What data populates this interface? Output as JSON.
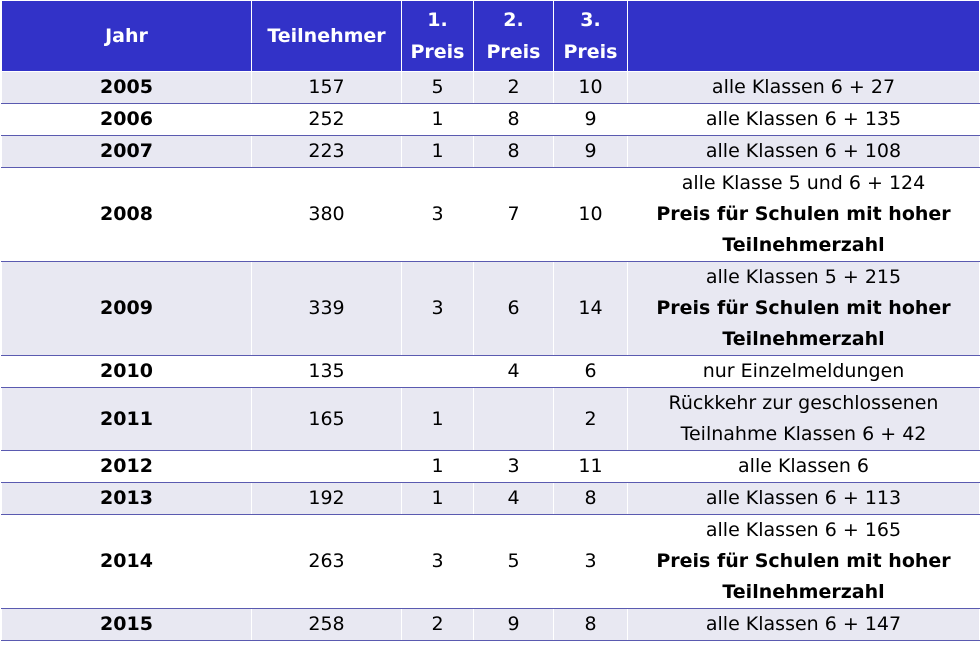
{
  "headers": {
    "year": "Jahr",
    "participants": "Teilnehmer",
    "prize1": [
      "1.",
      "Preis"
    ],
    "prize2": [
      "2.",
      "Preis"
    ],
    "prize3": [
      "3.",
      "Preis"
    ],
    "note": ""
  },
  "rows": [
    {
      "year": "2005",
      "participants": "157",
      "p1": "5",
      "p2": "2",
      "p3": "10",
      "note": [
        "alle Klassen 6 + 27"
      ],
      "note_bold": []
    },
    {
      "year": "2006",
      "participants": "252",
      "p1": "1",
      "p2": "8",
      "p3": "9",
      "note": [
        "alle Klassen 6 + 135"
      ],
      "note_bold": []
    },
    {
      "year": "2007",
      "participants": "223",
      "p1": "1",
      "p2": "8",
      "p3": "9",
      "note": [
        "alle Klassen 6 + 108"
      ],
      "note_bold": []
    },
    {
      "year": "2008",
      "participants": "380",
      "p1": "3",
      "p2": "7",
      "p3": "10",
      "note": [
        "alle Klasse 5 und 6 + 124"
      ],
      "note_bold": [
        "Preis für Schulen mit hoher",
        "Teilnehmerzahl"
      ]
    },
    {
      "year": "2009",
      "participants": "339",
      "p1": "3",
      "p2": "6",
      "p3": "14",
      "note": [
        "alle Klassen 5 + 215"
      ],
      "note_bold": [
        "Preis für Schulen mit hoher",
        "Teilnehmerzahl"
      ]
    },
    {
      "year": "2010",
      "participants": "135",
      "p1": "",
      "p2": "4",
      "p3": "6",
      "note": [
        "nur Einzelmeldungen"
      ],
      "note_bold": []
    },
    {
      "year": "2011",
      "participants": "165",
      "p1": "1",
      "p2": "",
      "p3": "2",
      "note": [
        "Rückkehr zur geschlossenen",
        "Teilnahme Klassen 6 + 42"
      ],
      "note_bold": []
    },
    {
      "year": "2012",
      "participants": "",
      "p1": "1",
      "p2": "3",
      "p3": "11",
      "note": [
        "alle Klassen 6"
      ],
      "note_bold": []
    },
    {
      "year": "2013",
      "participants": "192",
      "p1": "1",
      "p2": "4",
      "p3": "8",
      "note": [
        "alle Klassen 6 + 113"
      ],
      "note_bold": []
    },
    {
      "year": "2014",
      "participants": "263",
      "p1": "3",
      "p2": "5",
      "p3": "3",
      "note": [
        "alle Klassen 6 + 165"
      ],
      "note_bold": [
        "Preis für Schulen mit hoher",
        "Teilnehmerzahl"
      ]
    },
    {
      "year": "2015",
      "participants": "258",
      "p1": "2",
      "p2": "9",
      "p3": "8",
      "note": [
        "alle Klassen 6 + 147"
      ],
      "note_bold": []
    }
  ],
  "colors": {
    "header_bg": "#3232c8",
    "header_text": "#ffffff",
    "row_alt_bg": "#e8e8f2",
    "row_bg": "#ffffff"
  }
}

= Given task =
Return all lines containing "participants".

= Response to this exercise =
    "participants": "Teilnehmer",
      "participants": "157",
      "participants": "252",
      "participants": "223",
      "participants": "380",
      "participants": "339",
      "participants": "135",
      "participants": "165",
      "participants": "",
      "participants": "192",
      "participants": "263",
      "participants": "258",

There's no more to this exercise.